* BEGIN Given records *

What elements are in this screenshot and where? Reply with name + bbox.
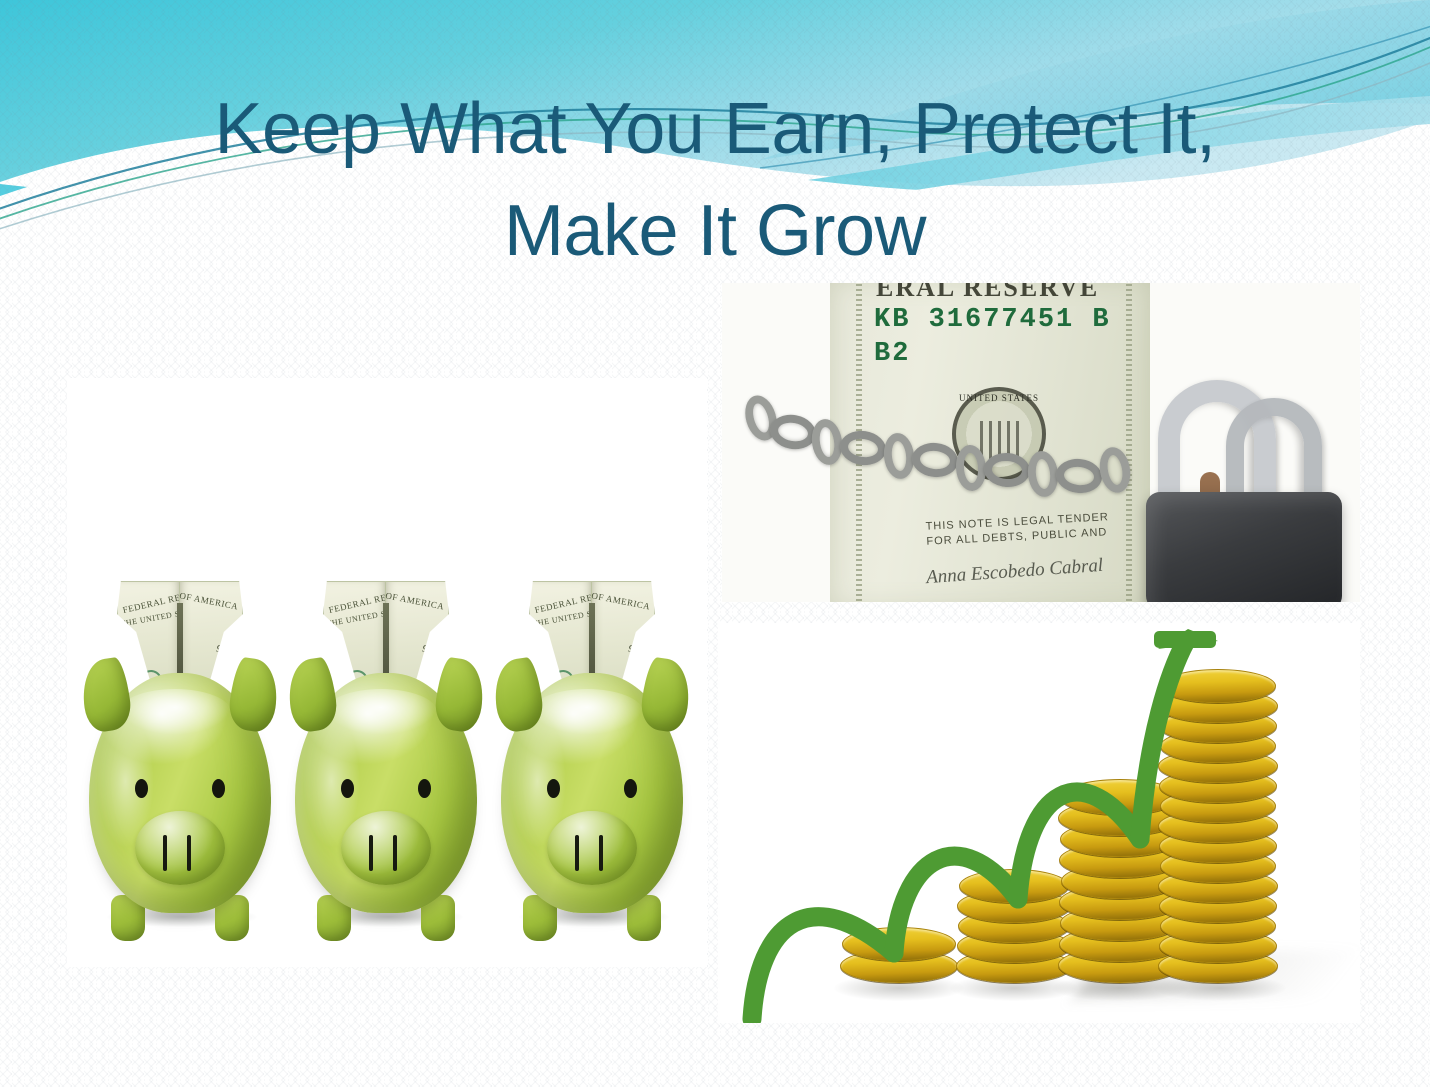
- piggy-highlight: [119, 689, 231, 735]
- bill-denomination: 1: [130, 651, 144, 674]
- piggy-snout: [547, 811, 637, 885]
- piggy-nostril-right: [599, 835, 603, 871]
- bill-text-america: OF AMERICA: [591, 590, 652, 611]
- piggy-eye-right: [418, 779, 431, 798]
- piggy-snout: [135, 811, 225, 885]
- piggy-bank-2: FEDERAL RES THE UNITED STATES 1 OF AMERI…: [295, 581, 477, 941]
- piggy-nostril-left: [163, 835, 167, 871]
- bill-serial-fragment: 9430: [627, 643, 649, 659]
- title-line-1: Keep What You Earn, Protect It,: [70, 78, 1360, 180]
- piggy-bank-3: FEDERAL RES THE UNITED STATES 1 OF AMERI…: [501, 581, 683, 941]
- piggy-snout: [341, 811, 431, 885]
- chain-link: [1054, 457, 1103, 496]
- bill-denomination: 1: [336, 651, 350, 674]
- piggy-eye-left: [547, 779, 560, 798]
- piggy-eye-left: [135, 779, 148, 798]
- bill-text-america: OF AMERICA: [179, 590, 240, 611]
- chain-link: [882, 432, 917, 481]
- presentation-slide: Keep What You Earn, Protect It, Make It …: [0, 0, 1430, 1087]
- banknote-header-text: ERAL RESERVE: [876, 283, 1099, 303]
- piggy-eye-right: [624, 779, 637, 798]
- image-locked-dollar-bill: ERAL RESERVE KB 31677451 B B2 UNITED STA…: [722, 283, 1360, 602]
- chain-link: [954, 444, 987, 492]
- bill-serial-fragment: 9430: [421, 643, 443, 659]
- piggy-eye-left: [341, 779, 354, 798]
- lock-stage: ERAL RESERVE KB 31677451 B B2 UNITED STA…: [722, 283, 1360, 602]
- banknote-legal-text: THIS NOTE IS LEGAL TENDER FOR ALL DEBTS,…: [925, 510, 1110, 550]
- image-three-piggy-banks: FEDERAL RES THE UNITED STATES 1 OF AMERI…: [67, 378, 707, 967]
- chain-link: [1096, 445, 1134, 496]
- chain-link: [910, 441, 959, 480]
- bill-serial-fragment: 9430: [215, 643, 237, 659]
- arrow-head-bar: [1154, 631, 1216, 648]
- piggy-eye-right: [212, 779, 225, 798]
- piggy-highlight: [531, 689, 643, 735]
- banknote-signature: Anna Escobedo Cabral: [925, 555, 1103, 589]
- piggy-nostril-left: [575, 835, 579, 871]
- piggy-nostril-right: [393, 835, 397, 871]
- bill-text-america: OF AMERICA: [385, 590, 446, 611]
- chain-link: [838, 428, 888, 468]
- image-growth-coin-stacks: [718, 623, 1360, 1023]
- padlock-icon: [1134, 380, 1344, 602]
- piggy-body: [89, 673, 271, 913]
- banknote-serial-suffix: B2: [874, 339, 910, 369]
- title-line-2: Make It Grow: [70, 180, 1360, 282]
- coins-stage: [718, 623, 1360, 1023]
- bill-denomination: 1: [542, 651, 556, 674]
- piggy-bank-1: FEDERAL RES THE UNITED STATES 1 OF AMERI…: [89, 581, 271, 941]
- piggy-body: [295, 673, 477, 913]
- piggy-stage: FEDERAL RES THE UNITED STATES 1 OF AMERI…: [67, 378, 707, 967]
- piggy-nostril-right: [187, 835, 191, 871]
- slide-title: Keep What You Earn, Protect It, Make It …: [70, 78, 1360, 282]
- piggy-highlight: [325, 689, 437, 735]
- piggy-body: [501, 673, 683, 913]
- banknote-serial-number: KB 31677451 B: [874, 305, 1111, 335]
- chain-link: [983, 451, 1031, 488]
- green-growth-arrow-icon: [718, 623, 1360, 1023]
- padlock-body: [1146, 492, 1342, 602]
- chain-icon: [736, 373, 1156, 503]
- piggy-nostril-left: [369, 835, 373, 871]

* END Given records *
* BEGIN Given records *

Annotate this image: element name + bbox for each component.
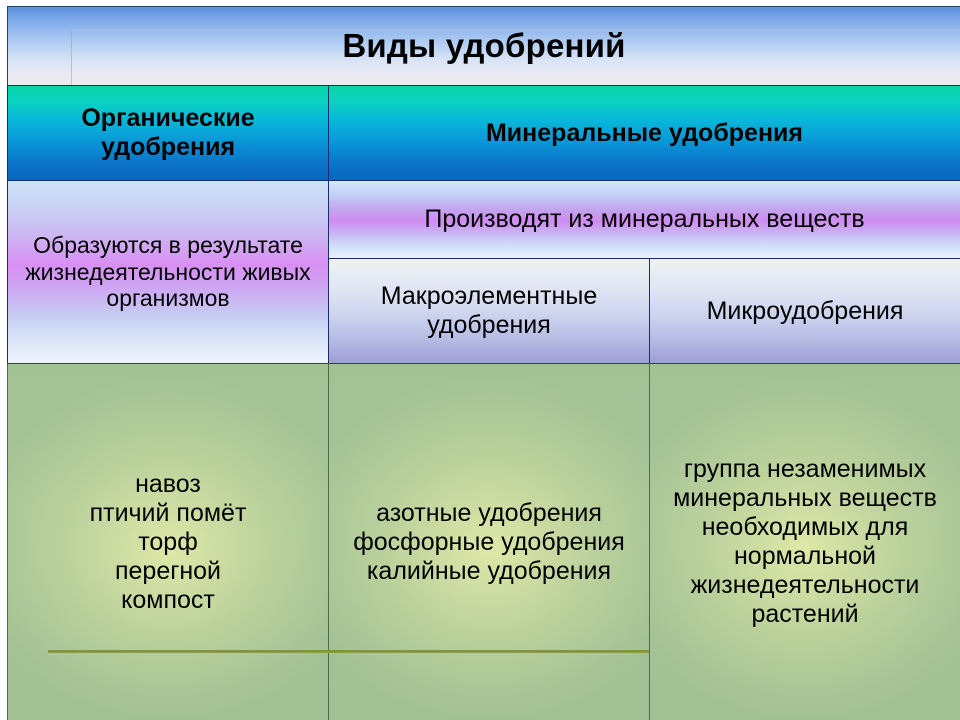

* END Given records *

▶ [Stated goal] Reproduce the rows above verbatim, beginning at the line that contains "What elements are" and stopping after the line that contains "- bill-serial-fragment: 9430: [627, 643, 649, 659]". Leave the picture out of the reproduction.

▶ [Answer for this exercise]
What elements are in this screenshot and where? Reply with name + bbox.
- piggy-highlight: [119, 689, 231, 735]
- bill-denomination: 1: [130, 651, 144, 674]
- piggy-snout: [547, 811, 637, 885]
- piggy-nostril-right: [599, 835, 603, 871]
- bill-text-america: OF AMERICA: [591, 590, 652, 611]
- piggy-eye-right: [418, 779, 431, 798]
- piggy-snout: [135, 811, 225, 885]
- piggy-bank-2: FEDERAL RES THE UNITED STATES 1 OF AMERI…: [295, 581, 477, 941]
- piggy-nostril-left: [163, 835, 167, 871]
- bill-serial-fragment: 9430: [627, 643, 649, 659]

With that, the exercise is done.